● **WORK ORDER**
Would you reproduce the entries that follow exactly as they appear?

** EXCERPTED RECORDS follows **

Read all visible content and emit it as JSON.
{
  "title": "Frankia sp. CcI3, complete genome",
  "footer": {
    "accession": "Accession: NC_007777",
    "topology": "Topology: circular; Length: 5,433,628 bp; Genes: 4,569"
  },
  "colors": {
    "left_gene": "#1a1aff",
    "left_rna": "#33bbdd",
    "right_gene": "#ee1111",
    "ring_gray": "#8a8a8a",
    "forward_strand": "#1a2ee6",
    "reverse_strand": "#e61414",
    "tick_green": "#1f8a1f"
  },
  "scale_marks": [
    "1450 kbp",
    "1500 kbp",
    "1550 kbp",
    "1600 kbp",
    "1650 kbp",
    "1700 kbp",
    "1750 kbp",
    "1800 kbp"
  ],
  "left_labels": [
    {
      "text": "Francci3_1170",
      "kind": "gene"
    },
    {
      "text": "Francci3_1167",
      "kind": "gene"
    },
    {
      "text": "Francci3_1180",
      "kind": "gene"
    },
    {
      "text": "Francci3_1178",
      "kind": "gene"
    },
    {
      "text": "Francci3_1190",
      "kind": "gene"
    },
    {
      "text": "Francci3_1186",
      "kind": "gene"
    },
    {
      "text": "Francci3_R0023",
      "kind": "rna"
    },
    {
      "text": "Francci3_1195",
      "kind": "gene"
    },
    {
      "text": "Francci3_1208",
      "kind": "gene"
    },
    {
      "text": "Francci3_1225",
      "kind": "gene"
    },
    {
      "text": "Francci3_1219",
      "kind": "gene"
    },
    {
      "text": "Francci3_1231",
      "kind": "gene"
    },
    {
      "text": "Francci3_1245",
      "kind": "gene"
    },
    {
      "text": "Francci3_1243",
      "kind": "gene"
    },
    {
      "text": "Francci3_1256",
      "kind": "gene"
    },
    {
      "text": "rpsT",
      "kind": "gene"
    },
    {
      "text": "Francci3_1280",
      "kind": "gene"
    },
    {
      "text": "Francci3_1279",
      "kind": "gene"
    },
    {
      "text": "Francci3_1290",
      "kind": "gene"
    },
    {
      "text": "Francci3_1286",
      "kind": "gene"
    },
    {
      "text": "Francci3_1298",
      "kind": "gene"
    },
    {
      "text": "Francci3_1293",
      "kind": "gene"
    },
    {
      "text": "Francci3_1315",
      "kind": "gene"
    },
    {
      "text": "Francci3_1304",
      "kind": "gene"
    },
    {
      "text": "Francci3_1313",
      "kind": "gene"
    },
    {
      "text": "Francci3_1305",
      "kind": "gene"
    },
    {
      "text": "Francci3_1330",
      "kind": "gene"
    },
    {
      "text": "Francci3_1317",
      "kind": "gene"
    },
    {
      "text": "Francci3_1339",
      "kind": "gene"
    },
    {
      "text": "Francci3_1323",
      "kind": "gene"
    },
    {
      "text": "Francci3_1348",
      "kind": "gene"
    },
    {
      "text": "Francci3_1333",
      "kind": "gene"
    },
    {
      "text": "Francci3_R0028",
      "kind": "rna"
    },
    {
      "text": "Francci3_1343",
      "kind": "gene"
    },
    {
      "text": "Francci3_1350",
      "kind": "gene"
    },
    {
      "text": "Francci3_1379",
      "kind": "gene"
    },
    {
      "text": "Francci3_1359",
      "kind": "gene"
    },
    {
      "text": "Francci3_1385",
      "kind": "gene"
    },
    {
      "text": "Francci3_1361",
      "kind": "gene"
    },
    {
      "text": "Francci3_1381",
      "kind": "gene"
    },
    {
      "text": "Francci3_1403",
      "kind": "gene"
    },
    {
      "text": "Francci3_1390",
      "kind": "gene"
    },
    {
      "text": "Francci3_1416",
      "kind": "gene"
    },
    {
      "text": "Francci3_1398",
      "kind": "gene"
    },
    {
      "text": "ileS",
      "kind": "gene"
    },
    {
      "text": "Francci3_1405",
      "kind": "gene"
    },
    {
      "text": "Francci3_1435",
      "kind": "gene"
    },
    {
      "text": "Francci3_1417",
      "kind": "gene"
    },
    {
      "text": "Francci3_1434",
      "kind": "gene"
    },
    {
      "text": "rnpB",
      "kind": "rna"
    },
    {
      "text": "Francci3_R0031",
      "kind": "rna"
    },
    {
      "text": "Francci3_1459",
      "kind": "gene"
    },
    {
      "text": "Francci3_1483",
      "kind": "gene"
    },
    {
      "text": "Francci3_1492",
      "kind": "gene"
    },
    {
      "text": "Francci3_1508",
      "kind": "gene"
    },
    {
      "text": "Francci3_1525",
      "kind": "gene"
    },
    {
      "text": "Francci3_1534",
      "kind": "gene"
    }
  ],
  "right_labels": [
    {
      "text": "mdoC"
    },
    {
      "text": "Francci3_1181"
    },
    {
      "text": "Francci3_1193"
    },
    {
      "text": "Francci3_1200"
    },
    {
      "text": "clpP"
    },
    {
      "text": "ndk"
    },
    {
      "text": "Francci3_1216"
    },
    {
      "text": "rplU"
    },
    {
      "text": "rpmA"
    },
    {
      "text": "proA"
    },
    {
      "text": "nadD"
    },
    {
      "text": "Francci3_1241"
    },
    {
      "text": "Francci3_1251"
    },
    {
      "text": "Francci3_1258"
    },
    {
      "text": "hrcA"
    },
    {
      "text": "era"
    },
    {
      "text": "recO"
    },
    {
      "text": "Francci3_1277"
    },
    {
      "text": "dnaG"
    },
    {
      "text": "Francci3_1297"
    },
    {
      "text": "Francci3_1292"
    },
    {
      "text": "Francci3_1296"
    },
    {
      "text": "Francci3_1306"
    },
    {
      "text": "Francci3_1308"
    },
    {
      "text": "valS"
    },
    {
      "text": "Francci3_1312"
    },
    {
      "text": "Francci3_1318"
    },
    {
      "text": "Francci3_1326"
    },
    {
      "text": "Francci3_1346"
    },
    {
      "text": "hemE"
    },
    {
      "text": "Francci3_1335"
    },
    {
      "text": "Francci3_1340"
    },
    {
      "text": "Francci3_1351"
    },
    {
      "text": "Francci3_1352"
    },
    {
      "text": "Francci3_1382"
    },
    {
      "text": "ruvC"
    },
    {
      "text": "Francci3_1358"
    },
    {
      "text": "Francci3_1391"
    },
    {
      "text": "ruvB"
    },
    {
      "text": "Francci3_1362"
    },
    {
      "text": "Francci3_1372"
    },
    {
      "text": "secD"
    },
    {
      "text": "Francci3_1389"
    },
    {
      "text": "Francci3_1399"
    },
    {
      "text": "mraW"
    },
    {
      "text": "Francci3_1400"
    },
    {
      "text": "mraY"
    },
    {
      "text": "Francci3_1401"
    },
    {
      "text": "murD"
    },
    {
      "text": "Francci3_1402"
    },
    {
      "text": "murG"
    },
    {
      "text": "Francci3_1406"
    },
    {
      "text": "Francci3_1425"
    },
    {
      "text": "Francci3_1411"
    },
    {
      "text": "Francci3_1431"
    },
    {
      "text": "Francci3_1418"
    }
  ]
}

** End of EXCERPTED RECORDS **

● **SOLUTION TO THIS TASK**
Read all visible content and emit it as JSON.
{
  "title": "Frankia sp. CcI3, complete genome",
  "footer": {
    "accession": "Accession: NC_007777",
    "topology": "Topology: circular; Length: 5,433,628 bp; Genes: 4,569"
  },
  "colors": {
    "left_gene": "#1a1aff",
    "left_rna": "#33bbdd",
    "right_gene": "#ee1111",
    "ring_gray": "#8a8a8a",
    "forward_strand": "#1a2ee6",
    "reverse_strand": "#e61414",
    "tick_green": "#1f8a1f"
  },
  "scale_marks": [
    "1450 kbp",
    "1500 kbp",
    "1550 kbp",
    "1600 kbp",
    "1650 kbp",
    "1700 kbp",
    "1750 kbp",
    "1800 kbp"
  ],
  "left_labels": [
    {
      "text": "Francci3_1170",
      "kind": "gene"
    },
    {
      "text": "Francci3_1167",
      "kind": "gene"
    },
    {
      "text": "Francci3_1180",
      "kind": "gene"
    },
    {
      "text": "Francci3_1178",
      "kind": "gene"
    },
    {
      "text": "Francci3_1190",
      "kind": "gene"
    },
    {
      "text": "Francci3_1186",
      "kind": "gene"
    },
    {
      "text": "Francci3_R0023",
      "kind": "rna"
    },
    {
      "text": "Francci3_1195",
      "kind": "gene"
    },
    {
      "text": "Francci3_1208",
      "kind": "gene"
    },
    {
      "text": "Francci3_1225",
      "kind": "gene"
    },
    {
      "text": "Francci3_1219",
      "kind": "gene"
    },
    {
      "text": "Francci3_1231",
      "kind": "gene"
    },
    {
      "text": "Francci3_1245",
      "kind": "gene"
    },
    {
      "text": "Francci3_1243",
      "kind": "gene"
    },
    {
      "text": "Francci3_1256",
      "kind": "gene"
    },
    {
      "text": "rpsT",
      "kind": "gene"
    },
    {
      "text": "Francci3_1280",
      "kind": "gene"
    },
    {
      "text": "Francci3_1279",
      "kind": "gene"
    },
    {
      "text": "Francci3_1290",
      "kind": "gene"
    },
    {
      "text": "Francci3_1286",
      "kind": "gene"
    },
    {
      "text": "Francci3_1298",
      "kind": "gene"
    },
    {
      "text": "Francci3_1293",
      "kind": "gene"
    },
    {
      "text": "Francci3_1315",
      "kind": "gene"
    },
    {
      "text": "Francci3_1304",
      "kind": "gene"
    },
    {
      "text": "Francci3_1313",
      "kind": "gene"
    },
    {
      "text": "Francci3_1305",
      "kind": "gene"
    },
    {
      "text": "Francci3_1330",
      "kind": "gene"
    },
    {
      "text": "Francci3_1317",
      "kind": "gene"
    },
    {
      "text": "Francci3_1339",
      "kind": "gene"
    },
    {
      "text": "Francci3_1323",
      "kind": "gene"
    },
    {
      "text": "Francci3_1348",
      "kind": "gene"
    },
    {
      "text": "Francci3_1333",
      "kind": "gene"
    },
    {
      "text": "Francci3_R0028",
      "kind": "rna"
    },
    {
      "text": "Francci3_1343",
      "kind": "gene"
    },
    {
      "text": "Francci3_1350",
      "kind": "gene"
    },
    {
      "text": "Francci3_1379",
      "kind": "gene"
    },
    {
      "text": "Francci3_1359",
      "kind": "gene"
    },
    {
      "text": "Francci3_1385",
      "kind": "gene"
    },
    {
      "text": "Francci3_1361",
      "kind": "gene"
    },
    {
      "text": "Francci3_1381",
      "kind": "gene"
    },
    {
      "text": "Francci3_1403",
      "kind": "gene"
    },
    {
      "text": "Francci3_1390",
      "kind": "gene"
    },
    {
      "text": "Francci3_1416",
      "kind": "gene"
    },
    {
      "text": "Francci3_1398",
      "kind": "gene"
    },
    {
      "text": "ileS",
      "kind": "gene"
    },
    {
      "text": "Francci3_1405",
      "kind": "gene"
    },
    {
      "text": "Francci3_1435",
      "kind": "gene"
    },
    {
      "text": "Francci3_1417",
      "kind": "gene"
    },
    {
      "text": "Francci3_1434",
      "kind": "gene"
    },
    {
      "text": "rnpB",
      "kind": "rna"
    },
    {
      "text": "Francci3_R0031",
      "kind": "rna"
    },
    {
      "text": "Francci3_1459",
      "kind": "gene"
    },
    {
      "text": "Francci3_1483",
      "kind": "gene"
    },
    {
      "text": "Francci3_1492",
      "kind": "gene"
    },
    {
      "text": "Francci3_1508",
      "kind": "gene"
    },
    {
      "text": "Francci3_1525",
      "kind": "gene"
    },
    {
      "text": "Francci3_1534",
      "kind": "gene"
    }
  ],
  "right_labels": [
    {
      "text": "mdoC"
    },
    {
      "text": "Francci3_1181"
    },
    {
      "text": "Francci3_1193"
    },
    {
      "text": "Francci3_1200"
    },
    {
      "text": "clpP"
    },
    {
      "text": "ndk"
    },
    {
      "text": "Francci3_1216"
    },
    {
      "text": "rplU"
    },
    {
      "text": "rpmA"
    },
    {
      "text": "proA"
    },
    {
      "text": "nadD"
    },
    {
      "text": "Francci3_1241"
    },
    {
      "text": "Francci3_1251"
    },
    {
      "text": "Francci3_1258"
    },
    {
      "text": "hrcA"
    },
    {
      "text": "era"
    },
    {
      "text": "recO"
    },
    {
      "text": "Francci3_1277"
    },
    {
      "text": "dnaG"
    },
    {
      "text": "Francci3_1297"
    },
    {
      "text": "Francci3_1292"
    },
    {
      "text": "Francci3_1296"
    },
    {
      "text": "Francci3_1306"
    },
    {
      "text": "Francci3_1308"
    },
    {
      "text": "valS"
    },
    {
      "text": "Francci3_1312"
    },
    {
      "text": "Francci3_1318"
    },
    {
      "text": "Francci3_1326"
    },
    {
      "text": "Francci3_1346"
    },
    {
      "text": "hemE"
    },
    {
      "text": "Francci3_1335"
    },
    {
      "text": "Francci3_1340"
    },
    {
      "text": "Francci3_1351"
    },
    {
      "text": "Francci3_1352"
    },
    {
      "text": "Francci3_1382"
    },
    {
      "text": "ruvC"
    },
    {
      "text": "Francci3_1358"
    },
    {
      "text": "Francci3_1391"
    },
    {
      "text": "ruvB"
    },
    {
      "text": "Francci3_1362"
    },
    {
      "text": "Francci3_1372"
    },
    {
      "text": "secD"
    },
    {
      "text": "Francci3_1389"
    },
    {
      "text": "Francci3_1399"
    },
    {
      "text": "mraW"
    },
    {
      "text": "Francci3_1400"
    },
    {
      "text": "mraY"
    },
    {
      "text": "Francci3_1401"
    },
    {
      "text": "murD"
    },
    {
      "text": "Francci3_1402"
    },
    {
      "text": "murG"
    },
    {
      "text": "Francci3_1406"
    },
    {
      "text": "Francci3_1425"
    },
    {
      "text": "Francci3_1411"
    },
    {
      "text": "Francci3_1431"
    },
    {
      "text": "Francci3_1418"
    }
  ]
}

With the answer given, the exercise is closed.